--- Kutipan ---
Di hulu Krueng Daya dulu ada sebuah dusun yang dinamai Lhan Na, sekarang disebut LAMNO. Menurut H M Zainuddin dalam Tarich Aceh dan Nusantara (1961) penghuni dusun itu berasal dari Bangsa Lanun. Orang Aceh menyebutnya “lhan” atau bangsa Samang yang dating dari Semenanjung Malaka dan Hindia Belakang seperti Burma dan Campa. Kemudian ke hulu Krueng Daya itu juga datang orang-orang baru dari Aceh Besar, Pasai dan Poli (pidie).

--- Bagian Data ---
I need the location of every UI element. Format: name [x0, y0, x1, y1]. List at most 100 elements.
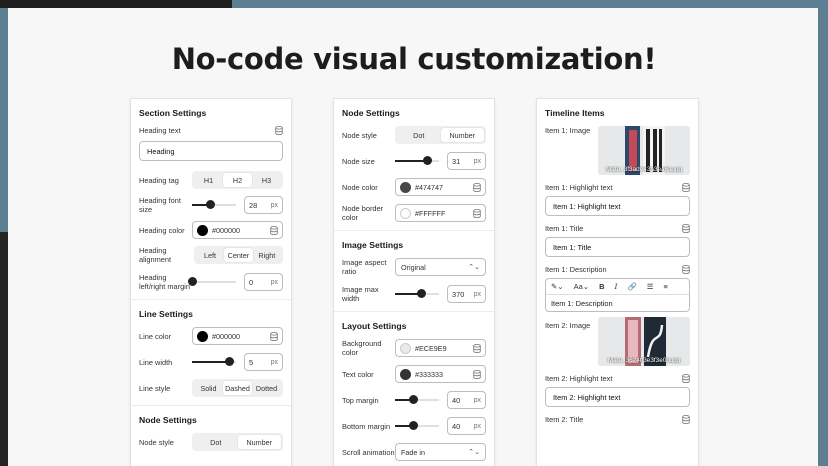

--- Rumusan Soal ---
Ringkaslah kutipan tentang asal-usul penghuni Lamno ke dalam dua kalimat.

--- Hasil Latihan ---
Menurut H M Zainuddin, penghuni dusun Lhan Na di hulu Krueng Daya, yang sekarang disebut Lamno, berasal dari Bangsa Lanun. Orang Aceh menyebut mereka "lhan" atau bangsa Samang dari Semenanjung Malaka dan Hindia Belakang, dan kemudian datang pula ke hulu Krueng Daya orang-orang baru dari Aceh Besar, Pasai, dan Poli.